* [TESTO DA ANALIZZARE]
PHOTO
Roma, 18 ott. (Adnkronos Salute) - Medici internisti 'sull'orlo di una crisi di nervi' con "un sistema sanitario tutto da rivedere" perché "ormai siamo vicini al punto di collasso". Lo denunciano gli esperti della Società italiana di medicina interna (Simi), alla vigilia del congresso della società, in calendario a Rimini dal 20 al 22 ottobre, dal quale arriva l'appello ad affrontare le crisi che affliggono il settore dalla carenza di medici, soprattutto specialisti, alla fuga dagli ospedali, al burn out dei medici, ai pronto soccorso in crisi.
"La carenza del numero dei medici - afferma Nicola Montano, presidente eletto della Simi – non si risolve togliendo il numero chiuso a medicina. Aprire tutto significa trovare più aule e docenti che possano ricevere un carico enorme di studenti e ovviamente ne va la qualità della formazione dei medici perché le nostre strutture ospedaliere possono accogliere studenti fino ad un numero critico che abbiamo già raggiunto. Il vero problema è la mancanza di specialisti. Alcune specialità sono decisamente in crisi e molte borse non vengono assegnate. La medicina d’urgenza, l’anestesiologia, la pediatria e la ginecologia da tre anni mostrano un trend negativo. Sono sempre meno i neolaureati che si indirizzano verso queste discipline e molte borse vanno non assegnate. Le cose vanno meglio con la medicina interna che ha percentuali di saturazione dei posti di specializzazione superiori al 97%."
Per Montano, "la frustrazione dei nostri specializzandi è che l’attuale sistema non si occupa dei problemi dell’acuzie e della cronicità in maniera strutturale e questo aumenta il livello di burn out nella medicina interna, con un fuggi fuggi dagli ospedali. Quindi è necessario capire le ragioni di questa crisi degli specialisti e affrontarla in maniera seria. È il sistema in toto che andrebbe rivisto perché ormai siamo vicini al punto di collasso. Bisogna avere il coraggio di avere una visione generale e una progettualità a lungo termine perché non è con le ‘toppe’ che risolveremo i problemi. Il nostro Servizio sanitario va rivisto profondamente perché era fantastico 45 anni fa quando è nato, ma i pazienti allora erano di un certo tipo, oggi di un altro. Va dunque rivisto tutto, dalla figura del medico di medicina generale, agli specialisti".

* [MATERIALE FORNITO]
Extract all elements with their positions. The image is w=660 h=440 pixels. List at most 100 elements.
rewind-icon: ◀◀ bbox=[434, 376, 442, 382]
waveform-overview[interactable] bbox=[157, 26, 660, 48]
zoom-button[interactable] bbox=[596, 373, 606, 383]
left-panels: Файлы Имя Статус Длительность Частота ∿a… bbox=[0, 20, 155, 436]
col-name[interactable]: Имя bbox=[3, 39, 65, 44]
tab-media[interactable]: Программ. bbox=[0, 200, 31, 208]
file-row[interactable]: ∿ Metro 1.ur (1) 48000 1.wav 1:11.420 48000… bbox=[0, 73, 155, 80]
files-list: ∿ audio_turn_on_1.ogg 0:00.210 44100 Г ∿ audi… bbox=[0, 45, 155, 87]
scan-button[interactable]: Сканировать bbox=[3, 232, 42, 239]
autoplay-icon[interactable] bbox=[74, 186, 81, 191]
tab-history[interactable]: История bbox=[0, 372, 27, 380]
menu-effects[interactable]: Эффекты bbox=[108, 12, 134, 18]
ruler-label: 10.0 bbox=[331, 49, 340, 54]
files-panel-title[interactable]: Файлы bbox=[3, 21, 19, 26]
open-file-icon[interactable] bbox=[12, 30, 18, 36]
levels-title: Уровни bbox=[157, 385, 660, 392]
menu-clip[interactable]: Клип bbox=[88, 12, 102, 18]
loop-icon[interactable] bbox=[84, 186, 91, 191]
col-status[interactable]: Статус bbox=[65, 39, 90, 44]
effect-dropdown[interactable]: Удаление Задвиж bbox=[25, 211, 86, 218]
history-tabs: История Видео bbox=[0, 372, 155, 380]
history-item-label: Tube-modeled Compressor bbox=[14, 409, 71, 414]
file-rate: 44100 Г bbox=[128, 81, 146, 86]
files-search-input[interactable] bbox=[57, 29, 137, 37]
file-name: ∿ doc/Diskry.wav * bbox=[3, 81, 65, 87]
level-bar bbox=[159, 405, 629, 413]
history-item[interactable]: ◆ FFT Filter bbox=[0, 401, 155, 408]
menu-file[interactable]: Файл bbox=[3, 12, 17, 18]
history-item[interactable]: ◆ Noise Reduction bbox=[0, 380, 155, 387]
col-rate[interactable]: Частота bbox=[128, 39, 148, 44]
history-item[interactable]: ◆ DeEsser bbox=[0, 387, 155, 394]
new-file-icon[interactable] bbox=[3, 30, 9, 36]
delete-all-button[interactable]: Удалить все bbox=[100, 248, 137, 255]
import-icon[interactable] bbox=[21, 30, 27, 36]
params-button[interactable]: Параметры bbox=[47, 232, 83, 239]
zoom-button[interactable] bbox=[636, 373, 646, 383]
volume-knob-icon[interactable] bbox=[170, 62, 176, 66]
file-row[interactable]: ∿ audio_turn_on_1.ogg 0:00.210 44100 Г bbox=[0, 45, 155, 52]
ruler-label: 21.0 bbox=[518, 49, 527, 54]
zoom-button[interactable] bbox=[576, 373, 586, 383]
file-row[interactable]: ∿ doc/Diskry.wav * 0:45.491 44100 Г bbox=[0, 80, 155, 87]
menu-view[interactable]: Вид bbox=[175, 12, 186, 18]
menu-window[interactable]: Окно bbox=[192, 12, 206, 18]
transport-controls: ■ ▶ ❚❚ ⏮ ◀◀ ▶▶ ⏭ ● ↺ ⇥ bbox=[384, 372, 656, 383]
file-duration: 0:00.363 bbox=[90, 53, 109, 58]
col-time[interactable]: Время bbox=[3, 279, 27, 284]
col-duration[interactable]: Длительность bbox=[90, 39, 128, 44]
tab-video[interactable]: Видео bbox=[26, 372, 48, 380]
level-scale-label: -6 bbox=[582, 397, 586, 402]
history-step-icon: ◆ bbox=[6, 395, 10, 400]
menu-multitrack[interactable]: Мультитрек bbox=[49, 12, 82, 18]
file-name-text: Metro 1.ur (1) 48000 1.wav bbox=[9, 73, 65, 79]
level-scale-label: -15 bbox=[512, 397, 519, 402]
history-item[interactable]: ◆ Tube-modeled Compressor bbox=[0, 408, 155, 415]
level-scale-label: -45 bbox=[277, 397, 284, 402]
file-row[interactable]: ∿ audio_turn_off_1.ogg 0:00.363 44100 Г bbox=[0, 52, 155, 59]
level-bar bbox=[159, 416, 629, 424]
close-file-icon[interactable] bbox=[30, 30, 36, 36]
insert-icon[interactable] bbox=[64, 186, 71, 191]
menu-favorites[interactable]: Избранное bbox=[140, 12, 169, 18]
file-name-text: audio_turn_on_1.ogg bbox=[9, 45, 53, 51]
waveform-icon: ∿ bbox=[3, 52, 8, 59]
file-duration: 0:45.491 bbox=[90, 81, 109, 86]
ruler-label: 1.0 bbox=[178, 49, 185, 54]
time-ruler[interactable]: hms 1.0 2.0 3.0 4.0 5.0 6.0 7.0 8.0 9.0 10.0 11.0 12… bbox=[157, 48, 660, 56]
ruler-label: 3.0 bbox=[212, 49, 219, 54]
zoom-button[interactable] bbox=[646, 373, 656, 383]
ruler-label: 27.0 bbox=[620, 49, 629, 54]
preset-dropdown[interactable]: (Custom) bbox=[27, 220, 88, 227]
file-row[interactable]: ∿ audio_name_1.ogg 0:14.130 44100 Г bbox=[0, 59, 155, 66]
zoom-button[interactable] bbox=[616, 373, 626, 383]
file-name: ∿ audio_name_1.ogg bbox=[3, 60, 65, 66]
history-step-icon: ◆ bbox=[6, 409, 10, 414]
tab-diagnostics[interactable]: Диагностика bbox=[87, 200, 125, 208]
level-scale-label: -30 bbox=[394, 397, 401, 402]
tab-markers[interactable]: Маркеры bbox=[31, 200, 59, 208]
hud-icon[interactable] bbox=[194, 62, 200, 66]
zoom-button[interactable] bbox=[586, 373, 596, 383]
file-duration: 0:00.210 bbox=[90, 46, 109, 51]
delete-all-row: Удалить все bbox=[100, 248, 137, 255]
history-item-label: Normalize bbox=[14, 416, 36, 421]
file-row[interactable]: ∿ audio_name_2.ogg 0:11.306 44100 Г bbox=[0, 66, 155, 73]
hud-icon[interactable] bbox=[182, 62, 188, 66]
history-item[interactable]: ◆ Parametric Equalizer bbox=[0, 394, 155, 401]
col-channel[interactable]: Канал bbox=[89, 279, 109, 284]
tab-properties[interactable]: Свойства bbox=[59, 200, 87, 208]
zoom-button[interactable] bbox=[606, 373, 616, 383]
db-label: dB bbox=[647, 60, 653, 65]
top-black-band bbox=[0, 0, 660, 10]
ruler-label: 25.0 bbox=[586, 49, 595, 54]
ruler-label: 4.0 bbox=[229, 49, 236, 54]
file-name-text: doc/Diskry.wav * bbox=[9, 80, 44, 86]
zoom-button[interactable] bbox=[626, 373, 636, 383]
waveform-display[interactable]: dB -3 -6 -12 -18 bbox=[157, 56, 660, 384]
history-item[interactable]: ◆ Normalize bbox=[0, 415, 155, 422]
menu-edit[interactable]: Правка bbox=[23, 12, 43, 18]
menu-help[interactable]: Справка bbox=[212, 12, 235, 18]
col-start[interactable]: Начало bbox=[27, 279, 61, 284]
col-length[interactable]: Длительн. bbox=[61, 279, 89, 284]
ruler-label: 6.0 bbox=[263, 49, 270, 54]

* [CONSEGNE]
A) Nell'articolo sulla crisi dei medici internisti, perché secondo Montano abolire il numero chiuso a medicina non risolve la carenza di medici? Rispondi in una-tre frasi.
B) Riprendi l'articolo sulla crisi dei medici internisti a partire dall'ultima frase riportata.
Il materiale non ha alcun rapporto con il testo.

* [LE TUE RISPOSTE]
A) Aprire tutto richiederebbe più aule e docenti per un carico enorme di studenti, a scapito della qualità della formazione. Le strutture ospedaliere possono accogliere studenti solo fino a un numero critico, che è già stato raggiunto. Inoltre, il vero problema è la mancanza di specialisti.

B)
Per quanto riguarda il pronto soccorso, continua Montano, si tratta di "baluardo di resistenza civile oltre che sanitario. Un luogo dove i cittadini vedono un riferimento. Ma la sua gestione è sempre più complessa e mette a durissima prova le strutture ospedaliere e chi ci lavora. È necessario agire subito, ma questo non può limitarsi ad aumentare gli organici e a retribuire i medici in maniera adeguata all’enorme carico di lavoro. Il problema del sovraffollamento, con le persone in attesa di ricovero, si risolve solo se i manager della sanità capiscono che è una questione di sistema, di percorso. Ci devono essere letti per le medicine interne e bisogna essere in grado di dimettere i pazienti verso strutture a bassa intensità, una volta che non sono più in fase acuta".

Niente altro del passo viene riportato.